──────── EXCERPTED TEXT ────────

This kind of farming completes the split of ecology from a financialised economy based on future extraction. All of which makes it even harder for farmers in the informal economy to find a place in it, and succeed as farmers of tomatoes, grains, or apples. Because success in producing for the global food system requires costly inputs to make every connection, in a capitalist web of life: farmers need to buy pesticides and herbicides and soil minerals and patented seeds. Managing financial relationships with seed companies; stock markets; chemical companies; banks; distribution agencies requires of agro-industry farmers to become masters over life and servants of capital, not partners with either.

Even worse, the soils that are to be inherited by land restitution farmers, are exhausted and damaged – by plastics, fertilisers, pesticides, climate change, and groundwater extraction – so much so that achieving yields is ever harder, and requiring ever more finance to connect the gaps in the web of soil life. The creation of new debt for emerging Black farmers may look like an investment in justice, but it requires unmanageable risk – sometimes all the way to bankruptcy. Permanent indebtedness to seed companies like Monsanto and Denel means that even when the wind blows or a bird flies, a farmer can be criminalised because pollens fly in the wind, or birds poop a trademarked seed on their fields. Surely the mass suicides of farmers in India is a warning sign for SA that debt-based farming is a system that eats people.

The call for land restitution finds itself in this minefield. How will small-scale farmers avoid getting locked into a system that depends on producing indebtedness?

At this moment, in Xolobeni in Mpondoland at the edge of the Eastern Cape and KwaZulu-Natal, the struggle of farmers, households and villages is the struggle to hold onto land where people still live in relationship with soil and water. In Xolobeni three weeks ago, at Nonhle Mbuthuma’s homestead, I shared in an 11-dish meal one night, almost all from the fields and the kraal. In Xolobeni, you can drink from the streams. But the government wants the people of Xolobeni to trade homesteads and fields for cash, in order to allow mining.

──────── RECORDS SUPPLIED ────────

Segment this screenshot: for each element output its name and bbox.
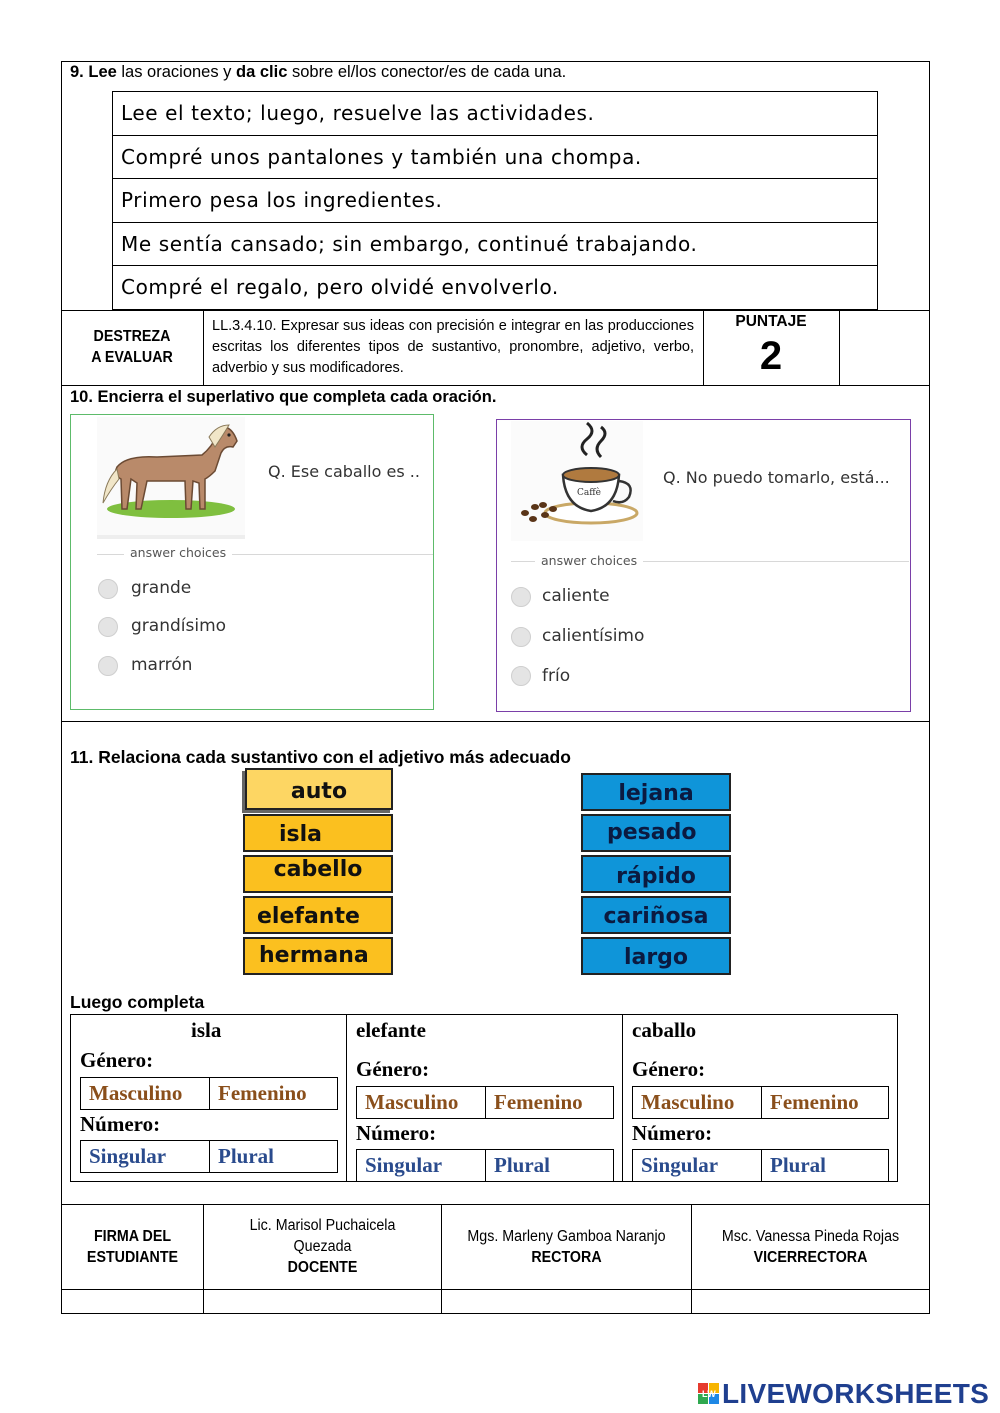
choice-grandisimo[interactable]: grandísimo xyxy=(131,616,227,636)
firma-sep1 xyxy=(203,1204,204,1313)
q11-title: 11. Relaciona cada sustantivo con el adjetivo más adecuado xyxy=(70,747,571,767)
option-singular[interactable]: Singular xyxy=(365,1153,443,1177)
option-femenino[interactable]: Femenino xyxy=(209,1078,337,1109)
firma-vicerrectora: Msc. Vanessa Pineda Rojas VICERRECTORA xyxy=(721,1228,900,1266)
option-femenino[interactable]: Femenino xyxy=(485,1087,613,1118)
divider-firmas xyxy=(61,1289,930,1290)
adjective-tile-largo[interactable]: largo xyxy=(581,937,731,975)
option-singular[interactable]: Singular xyxy=(641,1153,719,1177)
radio-marron[interactable] xyxy=(98,656,118,676)
firma-docente: Lic. Marisol Puchaicela Quezada DOCENTE xyxy=(249,1217,396,1276)
option-plural[interactable]: Plural xyxy=(209,1141,337,1172)
quiz-card-horse xyxy=(70,414,434,710)
adjective-tile-lejana[interactable]: lejana xyxy=(581,773,731,811)
genero-label-isla: Género: xyxy=(80,1048,154,1072)
sentence-2[interactable]: Compré unos pantalones y también una chompa. xyxy=(113,136,877,180)
radio-grande[interactable] xyxy=(98,579,118,599)
firma-sep3 xyxy=(691,1204,692,1313)
horse-icon xyxy=(97,417,245,535)
sentence-5[interactable]: Compré el regalo, pero olvidé envolverlo. xyxy=(121,275,559,300)
numero-options-caballo xyxy=(632,1149,889,1182)
frame-bottom xyxy=(61,1313,930,1314)
destreza-sep1 xyxy=(203,310,204,385)
choice-calientisimo[interactable]: calientísimo xyxy=(542,626,645,646)
logo-mark-icon: LW xyxy=(698,1383,720,1405)
numero-label-elefante: Número: xyxy=(356,1121,437,1145)
option-masculino[interactable]: Masculino xyxy=(641,1090,735,1114)
divider-q10 xyxy=(61,721,930,722)
coffee-cup-icon xyxy=(511,421,643,541)
word-isla: isla xyxy=(191,1018,222,1042)
q9-title: 9. Lee las oraciones y da clic sobre el/los conector/es de cada una. xyxy=(70,63,567,81)
answer-choices-label: answer choices xyxy=(535,553,643,568)
quiz-card-coffee xyxy=(496,419,911,712)
choice-frio[interactable]: frío xyxy=(542,666,571,686)
frame-left xyxy=(61,61,62,1314)
genero-label-caballo: Género: xyxy=(632,1057,706,1081)
option-femenino[interactable]: Femenino xyxy=(761,1087,888,1118)
noun-tile-auto[interactable]: auto xyxy=(245,768,393,810)
col-sep2 xyxy=(622,1015,623,1181)
numero-label-isla: Número: xyxy=(80,1112,161,1136)
noun-tile-elefante[interactable]: elefante xyxy=(243,896,393,934)
frame-right xyxy=(929,61,930,1314)
choice-marron[interactable]: marrón xyxy=(131,655,193,675)
col-sep1 xyxy=(346,1015,347,1181)
sentence-3[interactable]: Primero pesa los ingredientes. xyxy=(113,179,877,223)
option-masculino[interactable]: Masculino xyxy=(89,1081,183,1105)
word-elefante: elefante xyxy=(356,1018,426,1042)
q10-title: 10. Encierra el superlativo que completa cada oración. xyxy=(70,388,497,406)
choice-grande[interactable]: grande xyxy=(131,578,192,598)
coffee-image xyxy=(511,421,643,541)
genero-label-elefante: Género: xyxy=(356,1057,430,1081)
puntaje-value: 2 xyxy=(759,334,783,378)
option-plural[interactable]: Plural xyxy=(485,1150,613,1181)
option-singular[interactable]: Singular xyxy=(89,1144,167,1168)
firma-estudiante: FIRMA DEL ESTUDIANTE xyxy=(86,1228,179,1266)
frame-top xyxy=(61,61,930,62)
quiz-question-2: Q. No puedo tomarlo, está... xyxy=(663,468,890,487)
adjective-tile-pesado[interactable]: pesado xyxy=(581,814,731,852)
horse-image xyxy=(97,417,245,539)
destreza-text: LL.3.4.10. Expresar sus ideas con precisión e integrar en las producciones escritas los diferentes tipos de sustantivo, pronombre, adjetivo, verbo, adverbio y sus modificadores. xyxy=(212,318,694,376)
radio-frio[interactable] xyxy=(511,666,531,686)
noun-tile-isla[interactable]: isla xyxy=(243,814,393,852)
divider-destreza xyxy=(61,385,930,386)
word-caballo: caballo xyxy=(632,1018,697,1042)
noun-tile-cabello[interactable]: cabello xyxy=(243,855,393,893)
numero-options-isla xyxy=(80,1140,338,1173)
sentence-4[interactable]: Me sentía cansado; sin embargo, continué trabajando. xyxy=(113,223,877,267)
option-masculino[interactable]: Masculino xyxy=(365,1090,459,1114)
numero-options-elefante xyxy=(356,1149,614,1182)
numero-label-caballo: Número: xyxy=(632,1121,713,1145)
destreza-label: DESTREZA A EVALUAR xyxy=(91,328,173,366)
genero-options-elefante xyxy=(356,1086,614,1119)
liveworksheets-logo xyxy=(698,1378,989,1410)
adjective-tile-rapido[interactable]: rápido xyxy=(581,855,731,893)
puntaje-label: PUNTAJE xyxy=(735,313,807,330)
radio-grandisimo[interactable] xyxy=(98,617,118,637)
option-plural[interactable]: Plural xyxy=(761,1150,888,1181)
divider-q9 xyxy=(61,310,930,311)
sentence-list xyxy=(112,91,878,310)
firma-rectora: Mgs. Marleny Gamboa Naranjo RECTORA xyxy=(467,1228,666,1266)
sentence-1[interactable]: Lee el texto; luego, resuelve las actividades. xyxy=(113,92,877,136)
divider-q11 xyxy=(61,1204,930,1205)
radio-caliente[interactable] xyxy=(511,587,531,607)
radio-calientisimo[interactable] xyxy=(511,627,531,647)
quiz-question-1: Q. Ese caballo es .. xyxy=(268,462,420,481)
firma-sep2 xyxy=(441,1204,442,1313)
choice-caliente[interactable]: caliente xyxy=(542,586,610,606)
brand-name: LIVEWORKSHEETS xyxy=(722,1378,990,1409)
adjective-tile-carinosa[interactable]: cariñosa xyxy=(581,896,731,934)
cup-label: Caffè xyxy=(577,488,601,498)
answer-choices-label: answer choices xyxy=(124,545,232,560)
genero-options-isla xyxy=(80,1077,338,1110)
genero-options-caballo xyxy=(632,1086,889,1119)
destreza-sep3 xyxy=(839,310,840,385)
noun-tile-hermana[interactable]: hermana xyxy=(243,937,393,975)
completa-title: Luego completa xyxy=(70,992,205,1012)
completa-table xyxy=(70,1014,898,1182)
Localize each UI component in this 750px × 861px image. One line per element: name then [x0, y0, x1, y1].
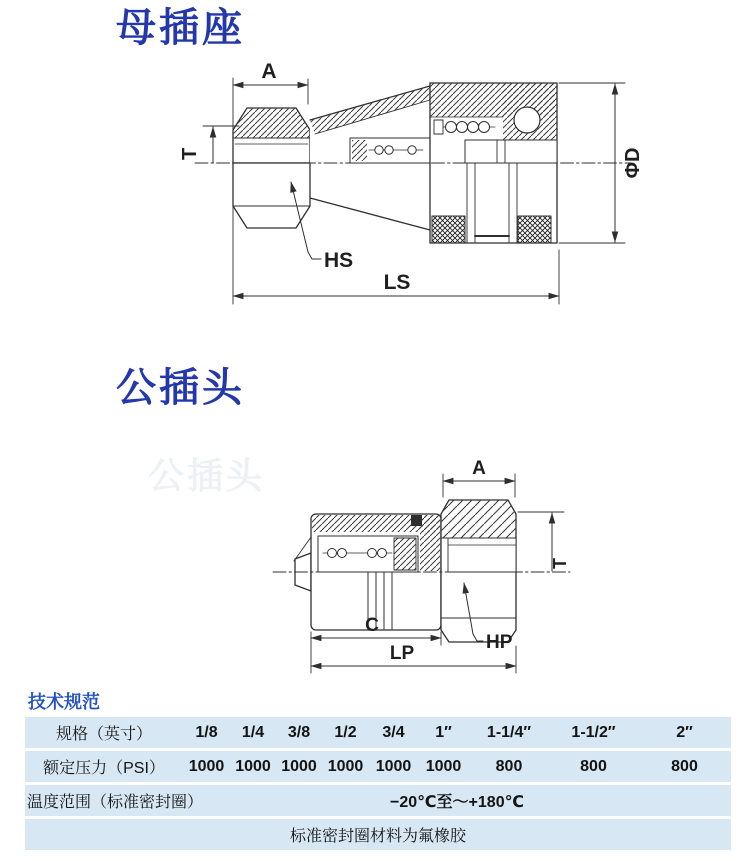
dimension-c: [311, 632, 441, 673]
hex-nut: [441, 500, 516, 642]
locking-ball: [514, 107, 540, 133]
dim-label-t: T: [550, 558, 570, 569]
spec-temp-value: −20℃至～+180℃: [390, 794, 524, 811]
dim-label-t: T: [179, 147, 201, 160]
valve-spring-detail: [350, 138, 430, 163]
spec-size-label: 规格（英寸）: [55, 726, 152, 743]
spec-size-value: 2″: [676, 723, 693, 741]
spec-size-value: 1-1/2″: [571, 723, 616, 741]
hex-nut: [233, 108, 310, 228]
spec-pressure-value: 1000: [327, 757, 364, 775]
spec-pressure-value: 800: [671, 757, 698, 775]
spec-size-value: 1/4: [241, 723, 265, 741]
spec-pressure-label: 额定压力（PSI）: [43, 760, 165, 777]
dim-label-a: A: [261, 60, 277, 83]
specs-heading: 技术规范: [28, 692, 100, 712]
spec-pressure-value: 1000: [235, 757, 271, 775]
spec-size-value: 1-1/4″: [486, 723, 532, 741]
male-plug-drawing: [268, 452, 578, 684]
spec-size-value: 1/8: [195, 723, 218, 741]
knurl-band-right: [518, 216, 551, 243]
dim-label-d: ΦD: [622, 147, 644, 179]
dim-label-a: A: [472, 458, 486, 479]
dim-label-hs: HS: [324, 249, 354, 272]
spec-row-material: [25, 819, 731, 850]
spec-size-value: 1/2: [334, 723, 357, 741]
spec-pressure-value: 1000: [281, 757, 317, 775]
spec-size-value: 3/4: [382, 723, 405, 741]
female-socket-title: 母插座: [116, 6, 245, 50]
spec-row-size: [25, 717, 731, 748]
dim-label-hp: HP: [486, 632, 513, 653]
male-plug-watermark: 公插头: [148, 455, 266, 496]
dim-label-ls: LS: [383, 271, 411, 294]
specs-table: [25, 714, 731, 853]
female-socket-drawing: [165, 58, 645, 326]
spec-pressure-value: 800: [495, 757, 523, 775]
knurl-band-left: [432, 216, 465, 243]
spec-pressure-value: 1000: [425, 757, 462, 775]
spec-pressure-value: 800: [580, 757, 607, 775]
male-plug-title: 公插头: [116, 366, 245, 410]
spec-size-value: 3/8: [287, 723, 311, 741]
dim-label-lp: LP: [389, 643, 415, 664]
dim-label-c: C: [365, 615, 379, 636]
spec-pressure-value: 1000: [188, 757, 225, 775]
spec-size-value: 1″: [435, 723, 452, 741]
spec-row-pressure: [25, 751, 731, 782]
spec-material-note: 标准密封圈材料为氟橡胶: [289, 828, 466, 845]
spec-row-temperature: [25, 785, 731, 816]
spec-temp-label: 温度范围（标准密封圈）: [27, 794, 204, 811]
spec-pressure-value: 1000: [375, 757, 412, 775]
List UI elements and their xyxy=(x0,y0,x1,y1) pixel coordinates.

────────

PARTS OF THE EXERCISE →
• a. Set down the part of the farming and land restitution text that runs from "Even worse, the" down to "that eats people.", word for word.
• b. According to the farming and land restitution text, what does the government want the people of Xolobeni to trade their homesteads and fields for?
• c. Name every party that the farming and land restitution text says agro-industry farmers must manage financial relationships with.

OUTPUTS BY TASK →
• a.
Even worse, the soils that are to be inherited by land restitution farmers, are exhausted and damaged – by plastics, fertilisers, pesticides, climate change, and groundwater extraction – so much so that achieving yields is ever harder, and requiring ever more finance to connect the gaps in the web of soil life. The creation of new debt for emerging Black farmers may look like an investment in justice, but it requires unmanageable risk – sometimes all the way to bankruptcy. Permanent indebtedness to seed companies like Monsanto and Denel means that even when the wind blows or a bird flies, a farmer can be criminalised because pollens fly in the wind, or birds poop a trademarked seed on their fields. Surely the mass suicides of farmers in India is a warning sign for SA that debt-based farming is a system that eats people.

• b. Cash, in order to allow mining.

• c.
- Seed companies
- Stock markets
- Chemical companies
- Banks
- Distribution agencies